> _Stated exercise_: Each record below should be repeated precisely as written.

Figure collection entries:
######
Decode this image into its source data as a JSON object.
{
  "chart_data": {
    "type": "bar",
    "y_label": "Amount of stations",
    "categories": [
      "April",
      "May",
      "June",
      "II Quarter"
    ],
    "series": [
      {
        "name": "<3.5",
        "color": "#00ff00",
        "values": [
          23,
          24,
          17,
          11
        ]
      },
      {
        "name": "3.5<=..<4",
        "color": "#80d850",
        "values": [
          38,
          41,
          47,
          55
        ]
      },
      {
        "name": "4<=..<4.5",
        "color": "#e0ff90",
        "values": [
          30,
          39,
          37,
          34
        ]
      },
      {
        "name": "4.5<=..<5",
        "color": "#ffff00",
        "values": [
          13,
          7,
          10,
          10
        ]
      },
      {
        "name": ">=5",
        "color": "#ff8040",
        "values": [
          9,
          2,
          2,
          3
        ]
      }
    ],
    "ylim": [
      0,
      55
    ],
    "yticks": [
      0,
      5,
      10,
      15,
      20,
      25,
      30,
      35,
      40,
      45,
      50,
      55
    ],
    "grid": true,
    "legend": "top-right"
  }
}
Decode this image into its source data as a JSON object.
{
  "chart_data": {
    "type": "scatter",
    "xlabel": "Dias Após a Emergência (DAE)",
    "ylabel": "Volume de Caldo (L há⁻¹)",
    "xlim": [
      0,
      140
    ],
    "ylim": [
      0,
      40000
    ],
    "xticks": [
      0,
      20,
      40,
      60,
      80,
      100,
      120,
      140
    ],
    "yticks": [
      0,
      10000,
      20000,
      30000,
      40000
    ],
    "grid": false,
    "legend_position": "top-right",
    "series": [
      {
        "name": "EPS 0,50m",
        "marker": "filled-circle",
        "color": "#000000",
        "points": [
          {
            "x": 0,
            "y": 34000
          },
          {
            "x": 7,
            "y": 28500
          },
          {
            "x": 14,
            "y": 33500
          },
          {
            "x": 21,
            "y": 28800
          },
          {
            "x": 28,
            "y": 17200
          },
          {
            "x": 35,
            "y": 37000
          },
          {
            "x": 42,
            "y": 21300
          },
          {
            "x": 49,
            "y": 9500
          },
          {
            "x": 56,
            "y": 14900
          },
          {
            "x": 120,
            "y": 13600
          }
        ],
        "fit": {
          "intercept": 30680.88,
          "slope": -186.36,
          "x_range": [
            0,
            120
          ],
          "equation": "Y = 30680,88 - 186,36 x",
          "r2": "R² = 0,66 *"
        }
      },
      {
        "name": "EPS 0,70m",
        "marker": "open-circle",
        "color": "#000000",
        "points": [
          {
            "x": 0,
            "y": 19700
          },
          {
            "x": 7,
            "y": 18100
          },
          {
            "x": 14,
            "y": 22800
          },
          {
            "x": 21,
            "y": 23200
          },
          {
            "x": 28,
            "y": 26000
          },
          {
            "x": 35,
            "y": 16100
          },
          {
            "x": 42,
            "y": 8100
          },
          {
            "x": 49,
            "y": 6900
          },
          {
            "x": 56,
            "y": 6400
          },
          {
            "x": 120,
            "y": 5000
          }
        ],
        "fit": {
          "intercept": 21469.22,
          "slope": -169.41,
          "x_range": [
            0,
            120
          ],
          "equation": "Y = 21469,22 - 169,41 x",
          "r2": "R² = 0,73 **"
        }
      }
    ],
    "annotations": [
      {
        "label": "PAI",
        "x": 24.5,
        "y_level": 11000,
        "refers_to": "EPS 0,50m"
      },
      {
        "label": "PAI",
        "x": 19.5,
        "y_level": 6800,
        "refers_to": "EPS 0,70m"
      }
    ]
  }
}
######
> _Written solution_:
Decode this image into its source data as a JSON object.
{
  "chart_data": {
    "type": "bar",
    "y_label": "Amount of stations",
    "categories": [
      "April",
      "May",
      "June",
      "II Quarter"
    ],
    "series": [
      {
        "name": "<3.5",
        "color": "#00ff00",
        "values": [
          23,
          24,
          17,
          11
        ]
      },
      {
        "name": "3.5<=..<4",
        "color": "#80d850",
        "values": [
          38,
          41,
          47,
          55
        ]
      },
      {
        "name": "4<=..<4.5",
        "color": "#e0ff90",
        "values": [
          30,
          39,
          37,
          34
        ]
      },
      {
        "name": "4.5<=..<5",
        "color": "#ffff00",
        "values": [
          13,
          7,
          10,
          10
        ]
      },
      {
        "name": ">=5",
        "color": "#ff8040",
        "values": [
          9,
          2,
          2,
          3
        ]
      }
    ],
    "ylim": [
      0,
      55
    ],
    "yticks": [
      0,
      5,
      10,
      15,
      20,
      25,
      30,
      35,
      40,
      45,
      50,
      55
    ],
    "grid": true,
    "legend": "top-right"
  }
}
Decode this image into its source data as a JSON object.
{
  "chart_data": {
    "type": "scatter",
    "xlabel": "Dias Após a Emergência (DAE)",
    "ylabel": "Volume de Caldo (L há⁻¹)",
    "xlim": [
      0,
      140
    ],
    "ylim": [
      0,
      40000
    ],
    "xticks": [
      0,
      20,
      40,
      60,
      80,
      100,
      120,
      140
    ],
    "yticks": [
      0,
      10000,
      20000,
      30000,
      40000
    ],
    "grid": false,
    "legend_position": "top-right",
    "series": [
      {
        "name": "EPS 0,50m",
        "marker": "filled-circle",
        "color": "#000000",
        "points": [
          {
            "x": 0,
            "y": 34000
          },
          {
            "x": 7,
            "y": 28500
          },
          {
            "x": 14,
            "y": 33500
          },
          {
            "x": 21,
            "y": 28800
          },
          {
            "x": 28,
            "y": 17200
          },
          {
            "x": 35,
            "y": 37000
          },
          {
            "x": 42,
            "y": 21300
          },
          {
            "x": 49,
            "y": 9500
          },
          {
            "x": 56,
            "y": 14900
          },
          {
            "x": 120,
            "y": 13600
          }
        ],
        "fit": {
          "intercept": 30680.88,
          "slope": -186.36,
          "x_range": [
            0,
            120
          ],
          "equation": "Y = 30680,88 - 186,36 x",
          "r2": "R² = 0,66 *"
        }
      },
      {
        "name": "EPS 0,70m",
        "marker": "open-circle",
        "color": "#000000",
        "points": [
          {
            "x": 0,
            "y": 19700
          },
          {
            "x": 7,
            "y": 18100
          },
          {
            "x": 14,
            "y": 22800
          },
          {
            "x": 21,
            "y": 23200
          },
          {
            "x": 28,
            "y": 26000
          },
          {
            "x": 35,
            "y": 16100
          },
          {
            "x": 42,
            "y": 8100
          },
          {
            "x": 49,
            "y": 6900
          },
          {
            "x": 56,
            "y": 6400
          },
          {
            "x": 120,
            "y": 5000
          }
        ],
        "fit": {
          "intercept": 21469.22,
          "slope": -169.41,
          "x_range": [
            0,
            120
          ],
          "equation": "Y = 21469,22 - 169,41 x",
          "r2": "R² = 0,73 **"
        }
      }
    ],
    "annotations": [
      {
        "label": "PAI",
        "x": 24.5,
        "y_level": 11000,
        "refers_to": "EPS 0,50m"
      },
      {
        "label": "PAI",
        "x": 19.5,
        "y_level": 6800,
        "refers_to": "EPS 0,70m"
      }
    ]
  }
}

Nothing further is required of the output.